** BEGIN ITEMS **
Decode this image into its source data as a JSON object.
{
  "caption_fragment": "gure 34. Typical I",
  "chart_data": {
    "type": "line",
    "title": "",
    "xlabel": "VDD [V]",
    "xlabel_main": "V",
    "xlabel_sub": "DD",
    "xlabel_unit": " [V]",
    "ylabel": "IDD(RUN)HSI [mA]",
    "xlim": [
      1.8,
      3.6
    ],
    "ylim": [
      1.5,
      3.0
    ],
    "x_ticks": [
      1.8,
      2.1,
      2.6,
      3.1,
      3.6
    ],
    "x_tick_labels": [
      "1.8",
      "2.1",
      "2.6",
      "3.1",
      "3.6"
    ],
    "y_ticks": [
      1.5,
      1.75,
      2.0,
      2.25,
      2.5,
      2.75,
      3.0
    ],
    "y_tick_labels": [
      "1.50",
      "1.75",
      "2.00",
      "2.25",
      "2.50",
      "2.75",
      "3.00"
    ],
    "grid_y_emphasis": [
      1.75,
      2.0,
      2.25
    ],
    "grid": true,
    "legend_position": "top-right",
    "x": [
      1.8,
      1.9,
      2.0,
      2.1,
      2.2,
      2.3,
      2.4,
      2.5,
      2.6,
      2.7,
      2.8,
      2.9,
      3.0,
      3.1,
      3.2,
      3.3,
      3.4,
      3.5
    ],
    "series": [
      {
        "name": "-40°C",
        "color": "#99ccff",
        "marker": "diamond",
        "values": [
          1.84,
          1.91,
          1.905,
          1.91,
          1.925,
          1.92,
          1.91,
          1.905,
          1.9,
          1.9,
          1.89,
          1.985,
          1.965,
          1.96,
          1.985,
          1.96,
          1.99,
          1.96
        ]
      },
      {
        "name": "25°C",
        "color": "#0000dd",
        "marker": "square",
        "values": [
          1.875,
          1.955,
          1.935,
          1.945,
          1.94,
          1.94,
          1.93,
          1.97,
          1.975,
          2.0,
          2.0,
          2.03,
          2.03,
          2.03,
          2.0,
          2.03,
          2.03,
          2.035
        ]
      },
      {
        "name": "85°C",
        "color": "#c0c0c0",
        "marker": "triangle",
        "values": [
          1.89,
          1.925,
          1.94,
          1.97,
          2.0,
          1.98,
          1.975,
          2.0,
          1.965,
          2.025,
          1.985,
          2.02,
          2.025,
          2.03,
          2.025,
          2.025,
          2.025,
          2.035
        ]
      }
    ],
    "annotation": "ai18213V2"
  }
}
** END ITEMS **
*JOB*. Restate the whole listing exactly, leaving out nothing.

*EXERCISE OUTPUT*.
Decode this image into its source data as a JSON object.
{
  "caption_fragment": "gure 34. Typical I",
  "chart_data": {
    "type": "line",
    "title": "",
    "xlabel": "VDD [V]",
    "xlabel_main": "V",
    "xlabel_sub": "DD",
    "xlabel_unit": " [V]",
    "ylabel": "IDD(RUN)HSI [mA]",
    "xlim": [
      1.8,
      3.6
    ],
    "ylim": [
      1.5,
      3.0
    ],
    "x_ticks": [
      1.8,
      2.1,
      2.6,
      3.1,
      3.6
    ],
    "x_tick_labels": [
      "1.8",
      "2.1",
      "2.6",
      "3.1",
      "3.6"
    ],
    "y_ticks": [
      1.5,
      1.75,
      2.0,
      2.25,
      2.5,
      2.75,
      3.0
    ],
    "y_tick_labels": [
      "1.50",
      "1.75",
      "2.00",
      "2.25",
      "2.50",
      "2.75",
      "3.00"
    ],
    "grid_y_emphasis": [
      1.75,
      2.0,
      2.25
    ],
    "grid": true,
    "legend_position": "top-right",
    "x": [
      1.8,
      1.9,
      2.0,
      2.1,
      2.2,
      2.3,
      2.4,
      2.5,
      2.6,
      2.7,
      2.8,
      2.9,
      3.0,
      3.1,
      3.2,
      3.3,
      3.4,
      3.5
    ],
    "series": [
      {
        "name": "-40°C",
        "color": "#99ccff",
        "marker": "diamond",
        "values": [
          1.84,
          1.91,
          1.905,
          1.91,
          1.925,
          1.92,
          1.91,
          1.905,
          1.9,
          1.9,
          1.89,
          1.985,
          1.965,
          1.96,
          1.985,
          1.96,
          1.99,
          1.96
        ]
      },
      {
        "name": "25°C",
        "color": "#0000dd",
        "marker": "square",
        "values": [
          1.875,
          1.955,
          1.935,
          1.945,
          1.94,
          1.94,
          1.93,
          1.97,
          1.975,
          2.0,
          2.0,
          2.03,
          2.03,
          2.03,
          2.0,
          2.03,
          2.03,
          2.035
        ]
      },
      {
        "name": "85°C",
        "color": "#c0c0c0",
        "marker": "triangle",
        "values": [
          1.89,
          1.925,
          1.94,
          1.97,
          2.0,
          1.98,
          1.975,
          2.0,
          1.965,
          2.025,
          1.985,
          2.02,
          2.025,
          2.03,
          2.025,
          2.025,
          2.025,
          2.035
        ]
      }
    ],
    "annotation": "ai18213V2"
  }
}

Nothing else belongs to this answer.